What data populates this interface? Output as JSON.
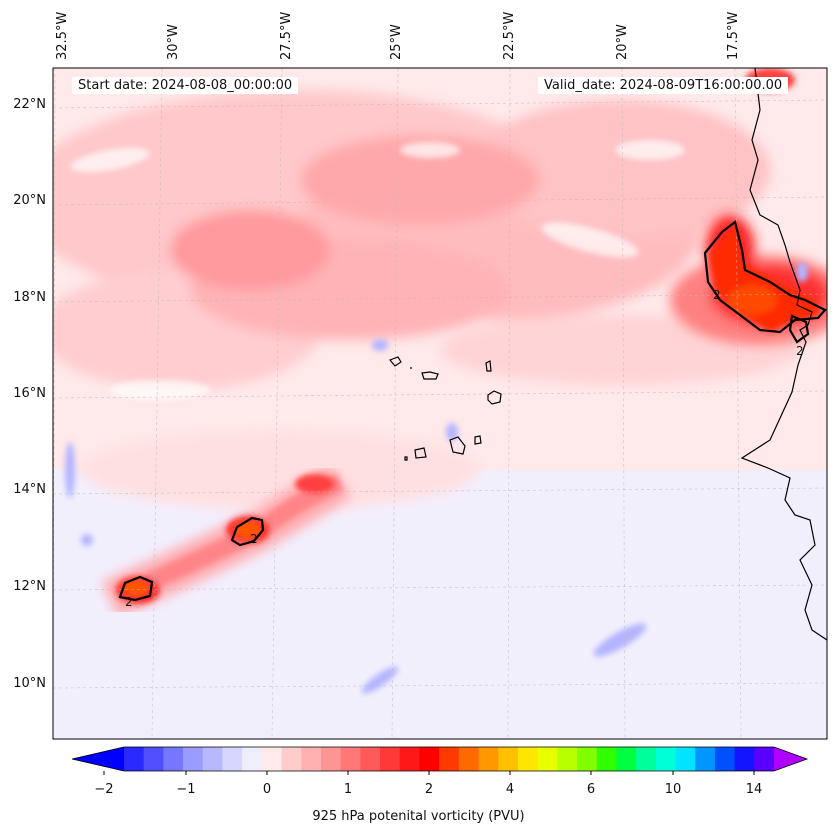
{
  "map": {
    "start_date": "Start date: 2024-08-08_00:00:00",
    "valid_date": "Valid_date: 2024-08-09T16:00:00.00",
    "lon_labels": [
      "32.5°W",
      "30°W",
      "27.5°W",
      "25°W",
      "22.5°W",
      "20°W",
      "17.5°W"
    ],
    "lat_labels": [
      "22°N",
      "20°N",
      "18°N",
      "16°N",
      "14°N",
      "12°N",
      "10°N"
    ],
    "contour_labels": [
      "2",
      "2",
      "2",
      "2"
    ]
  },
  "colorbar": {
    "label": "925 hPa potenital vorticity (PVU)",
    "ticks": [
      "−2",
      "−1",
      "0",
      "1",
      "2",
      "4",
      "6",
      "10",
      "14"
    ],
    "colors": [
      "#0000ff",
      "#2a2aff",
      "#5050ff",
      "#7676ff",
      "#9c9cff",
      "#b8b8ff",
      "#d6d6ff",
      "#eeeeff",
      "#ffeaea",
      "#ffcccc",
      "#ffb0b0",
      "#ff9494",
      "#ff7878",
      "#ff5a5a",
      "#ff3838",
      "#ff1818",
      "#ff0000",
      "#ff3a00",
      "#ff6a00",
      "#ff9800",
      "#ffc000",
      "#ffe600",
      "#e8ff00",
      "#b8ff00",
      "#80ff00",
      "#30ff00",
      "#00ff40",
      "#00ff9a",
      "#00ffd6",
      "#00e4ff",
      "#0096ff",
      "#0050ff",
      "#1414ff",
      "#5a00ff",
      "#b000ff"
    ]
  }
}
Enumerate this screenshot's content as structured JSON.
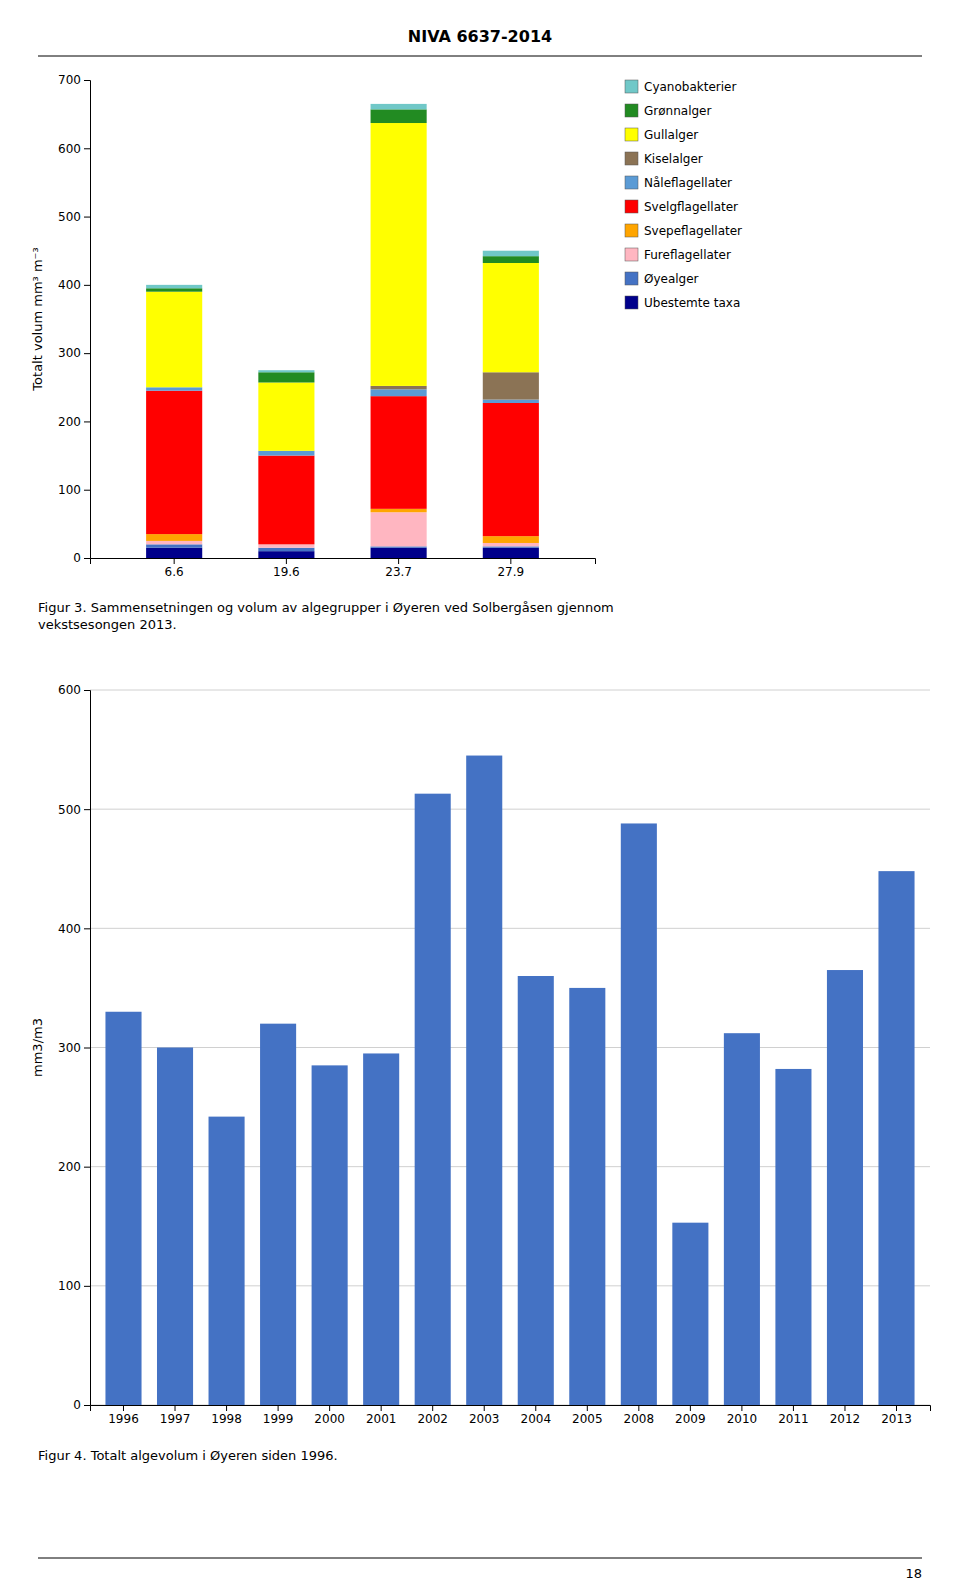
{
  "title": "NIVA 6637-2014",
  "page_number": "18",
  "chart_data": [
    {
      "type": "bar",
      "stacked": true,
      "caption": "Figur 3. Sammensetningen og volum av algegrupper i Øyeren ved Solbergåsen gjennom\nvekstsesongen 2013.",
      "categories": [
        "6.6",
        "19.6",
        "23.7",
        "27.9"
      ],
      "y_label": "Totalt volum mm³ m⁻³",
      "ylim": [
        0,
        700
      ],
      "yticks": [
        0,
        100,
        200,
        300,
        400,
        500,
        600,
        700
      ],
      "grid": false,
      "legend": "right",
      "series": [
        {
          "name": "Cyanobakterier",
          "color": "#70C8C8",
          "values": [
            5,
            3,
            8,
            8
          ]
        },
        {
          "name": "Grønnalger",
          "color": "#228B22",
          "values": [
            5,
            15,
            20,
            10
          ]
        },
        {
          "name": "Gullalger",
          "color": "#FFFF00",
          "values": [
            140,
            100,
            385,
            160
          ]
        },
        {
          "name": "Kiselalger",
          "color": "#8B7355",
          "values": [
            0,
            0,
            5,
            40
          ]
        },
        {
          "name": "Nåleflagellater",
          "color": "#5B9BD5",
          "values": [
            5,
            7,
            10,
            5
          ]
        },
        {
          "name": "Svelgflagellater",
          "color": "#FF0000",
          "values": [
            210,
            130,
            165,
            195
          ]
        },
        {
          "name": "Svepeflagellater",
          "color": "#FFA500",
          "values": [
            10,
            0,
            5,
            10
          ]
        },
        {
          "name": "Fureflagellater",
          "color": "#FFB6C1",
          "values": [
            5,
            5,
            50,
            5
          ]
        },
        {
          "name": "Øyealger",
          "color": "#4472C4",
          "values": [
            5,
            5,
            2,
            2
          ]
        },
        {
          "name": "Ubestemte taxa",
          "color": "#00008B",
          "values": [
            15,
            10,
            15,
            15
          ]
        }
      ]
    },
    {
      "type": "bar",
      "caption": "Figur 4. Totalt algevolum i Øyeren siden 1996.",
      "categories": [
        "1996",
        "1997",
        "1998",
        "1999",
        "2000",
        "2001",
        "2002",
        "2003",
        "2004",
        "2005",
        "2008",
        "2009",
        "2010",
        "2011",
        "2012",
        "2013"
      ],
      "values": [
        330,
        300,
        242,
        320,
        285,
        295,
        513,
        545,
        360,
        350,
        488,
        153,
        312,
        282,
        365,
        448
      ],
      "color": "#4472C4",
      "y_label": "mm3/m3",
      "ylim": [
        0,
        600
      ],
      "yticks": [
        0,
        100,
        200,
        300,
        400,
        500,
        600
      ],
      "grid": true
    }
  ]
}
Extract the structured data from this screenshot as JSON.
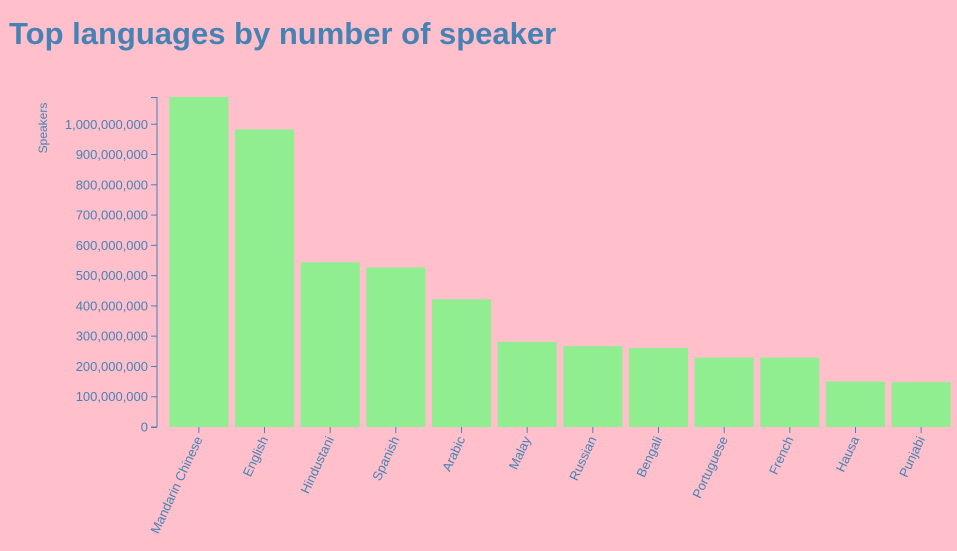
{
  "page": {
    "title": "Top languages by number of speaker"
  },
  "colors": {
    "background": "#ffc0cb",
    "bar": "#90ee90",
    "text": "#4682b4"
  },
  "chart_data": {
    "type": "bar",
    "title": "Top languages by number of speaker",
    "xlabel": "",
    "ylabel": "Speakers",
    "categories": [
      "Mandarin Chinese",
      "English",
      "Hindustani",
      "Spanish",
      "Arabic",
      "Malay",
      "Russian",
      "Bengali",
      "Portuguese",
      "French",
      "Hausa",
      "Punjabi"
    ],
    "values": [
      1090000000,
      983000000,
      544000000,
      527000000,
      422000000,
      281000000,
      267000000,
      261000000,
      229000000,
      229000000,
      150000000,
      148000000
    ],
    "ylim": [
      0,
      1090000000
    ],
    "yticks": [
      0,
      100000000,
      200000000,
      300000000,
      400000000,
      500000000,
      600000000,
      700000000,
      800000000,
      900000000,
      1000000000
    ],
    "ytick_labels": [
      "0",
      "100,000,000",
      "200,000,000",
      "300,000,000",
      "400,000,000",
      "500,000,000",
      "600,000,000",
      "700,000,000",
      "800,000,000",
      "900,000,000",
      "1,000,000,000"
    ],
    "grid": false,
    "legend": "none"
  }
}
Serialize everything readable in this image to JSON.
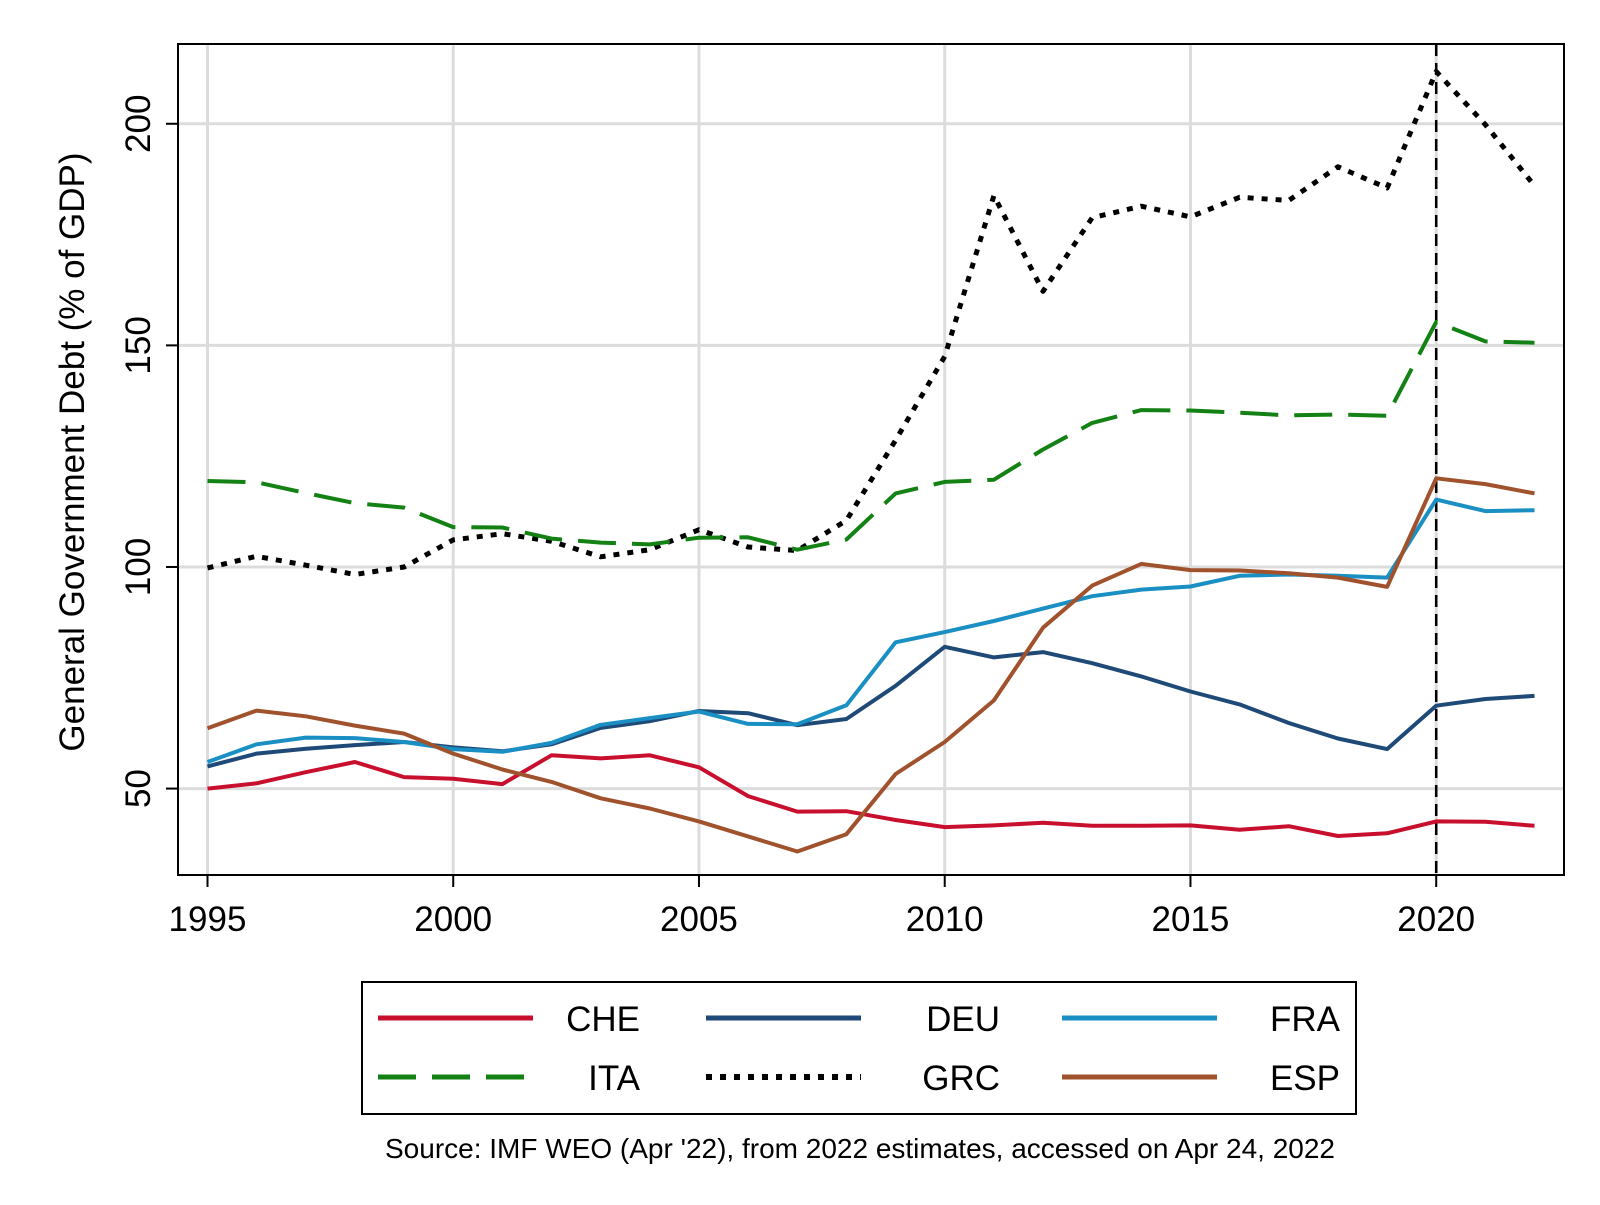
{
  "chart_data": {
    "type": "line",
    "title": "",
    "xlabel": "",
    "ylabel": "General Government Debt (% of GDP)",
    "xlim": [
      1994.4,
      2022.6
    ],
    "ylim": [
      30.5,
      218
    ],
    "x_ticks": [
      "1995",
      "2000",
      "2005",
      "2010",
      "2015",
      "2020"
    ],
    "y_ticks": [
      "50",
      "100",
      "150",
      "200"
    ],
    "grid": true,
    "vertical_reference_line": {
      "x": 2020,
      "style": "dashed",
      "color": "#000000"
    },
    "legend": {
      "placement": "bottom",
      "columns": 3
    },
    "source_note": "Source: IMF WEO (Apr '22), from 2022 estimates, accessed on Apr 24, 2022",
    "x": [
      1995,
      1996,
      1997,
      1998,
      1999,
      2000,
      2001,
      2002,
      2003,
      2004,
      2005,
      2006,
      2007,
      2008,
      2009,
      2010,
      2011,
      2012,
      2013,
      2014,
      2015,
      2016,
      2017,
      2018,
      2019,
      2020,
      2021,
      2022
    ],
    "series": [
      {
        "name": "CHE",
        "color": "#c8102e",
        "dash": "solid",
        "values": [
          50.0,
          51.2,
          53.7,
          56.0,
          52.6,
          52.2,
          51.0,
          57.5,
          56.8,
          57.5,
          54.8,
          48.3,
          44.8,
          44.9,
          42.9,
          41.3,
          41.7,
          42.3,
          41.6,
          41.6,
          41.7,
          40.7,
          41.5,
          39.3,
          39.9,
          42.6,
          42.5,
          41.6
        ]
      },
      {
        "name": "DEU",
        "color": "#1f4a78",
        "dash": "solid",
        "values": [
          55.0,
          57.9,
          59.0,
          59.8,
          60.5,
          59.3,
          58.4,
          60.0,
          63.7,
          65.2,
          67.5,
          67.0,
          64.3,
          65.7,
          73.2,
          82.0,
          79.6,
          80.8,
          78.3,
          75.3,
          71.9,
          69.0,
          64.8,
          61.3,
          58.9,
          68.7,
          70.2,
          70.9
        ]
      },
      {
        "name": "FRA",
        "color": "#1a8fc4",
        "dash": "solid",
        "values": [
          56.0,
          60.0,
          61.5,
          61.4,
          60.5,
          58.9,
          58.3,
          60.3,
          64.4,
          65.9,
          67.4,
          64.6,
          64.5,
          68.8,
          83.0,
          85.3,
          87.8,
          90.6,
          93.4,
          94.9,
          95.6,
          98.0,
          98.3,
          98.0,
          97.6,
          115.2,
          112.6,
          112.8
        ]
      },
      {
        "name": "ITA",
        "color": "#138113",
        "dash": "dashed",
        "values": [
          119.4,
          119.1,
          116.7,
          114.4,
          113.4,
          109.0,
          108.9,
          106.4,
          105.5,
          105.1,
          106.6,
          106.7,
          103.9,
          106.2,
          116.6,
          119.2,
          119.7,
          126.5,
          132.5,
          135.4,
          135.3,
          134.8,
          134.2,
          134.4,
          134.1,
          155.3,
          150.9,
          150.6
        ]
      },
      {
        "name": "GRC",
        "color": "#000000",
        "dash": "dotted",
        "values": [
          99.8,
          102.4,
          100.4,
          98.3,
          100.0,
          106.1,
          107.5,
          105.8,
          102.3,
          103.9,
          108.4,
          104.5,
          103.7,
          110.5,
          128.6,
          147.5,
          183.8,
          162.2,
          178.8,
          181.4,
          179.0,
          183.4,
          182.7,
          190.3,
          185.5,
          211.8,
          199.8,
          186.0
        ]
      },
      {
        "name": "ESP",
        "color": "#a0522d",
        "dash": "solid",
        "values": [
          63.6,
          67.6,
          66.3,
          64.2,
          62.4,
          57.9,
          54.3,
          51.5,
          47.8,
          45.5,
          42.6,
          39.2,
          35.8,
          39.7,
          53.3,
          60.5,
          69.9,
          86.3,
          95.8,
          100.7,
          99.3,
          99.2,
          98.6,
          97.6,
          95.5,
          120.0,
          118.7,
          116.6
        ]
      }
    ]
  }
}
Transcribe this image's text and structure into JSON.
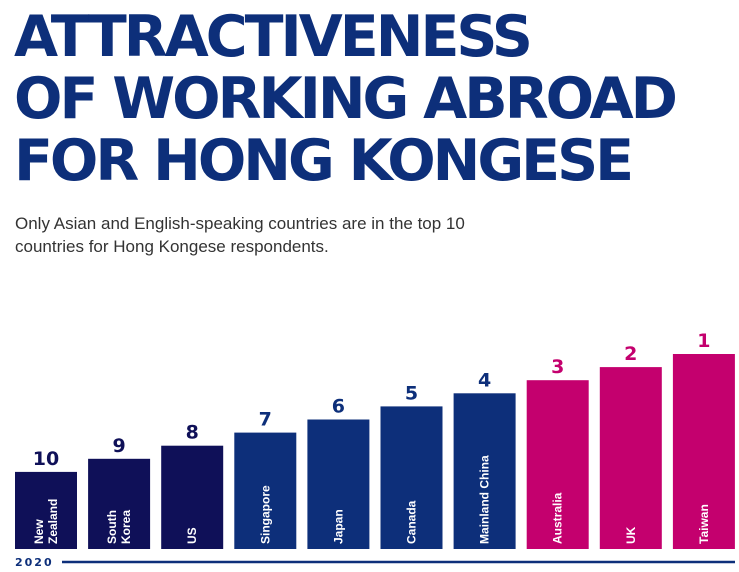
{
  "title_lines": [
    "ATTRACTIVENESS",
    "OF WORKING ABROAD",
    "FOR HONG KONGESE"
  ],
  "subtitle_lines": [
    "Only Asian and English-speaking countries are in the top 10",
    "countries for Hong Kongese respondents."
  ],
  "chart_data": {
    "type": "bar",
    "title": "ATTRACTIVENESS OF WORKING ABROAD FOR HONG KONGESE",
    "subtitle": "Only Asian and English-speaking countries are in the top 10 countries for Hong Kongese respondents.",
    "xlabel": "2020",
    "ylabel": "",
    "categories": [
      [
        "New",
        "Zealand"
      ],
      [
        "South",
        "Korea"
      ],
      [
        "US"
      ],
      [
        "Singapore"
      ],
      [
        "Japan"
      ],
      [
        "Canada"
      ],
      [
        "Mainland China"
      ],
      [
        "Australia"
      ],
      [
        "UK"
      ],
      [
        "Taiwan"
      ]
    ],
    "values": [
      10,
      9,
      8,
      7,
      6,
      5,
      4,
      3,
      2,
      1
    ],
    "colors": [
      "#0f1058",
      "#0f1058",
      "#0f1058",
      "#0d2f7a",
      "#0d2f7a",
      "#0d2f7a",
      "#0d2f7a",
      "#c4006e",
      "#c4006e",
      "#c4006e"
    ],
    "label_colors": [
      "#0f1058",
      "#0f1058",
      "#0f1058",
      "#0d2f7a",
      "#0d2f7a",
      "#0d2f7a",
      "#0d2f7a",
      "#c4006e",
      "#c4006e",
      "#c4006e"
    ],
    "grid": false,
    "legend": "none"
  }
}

◆ ◆ ◆ ◆ ◆

REQUIREMENTS: Copy each line containing the word "JSON" from the data.

OUTPUT OF THE EXERCISE:
What data populates this interface? Output as JSON.
Enumerate this screenshot's content as structured JSON.
Extract the structured data from this screenshot as JSON.
Serialize everything readable in this image to JSON.
Transcribe this image's text and structure into JSON.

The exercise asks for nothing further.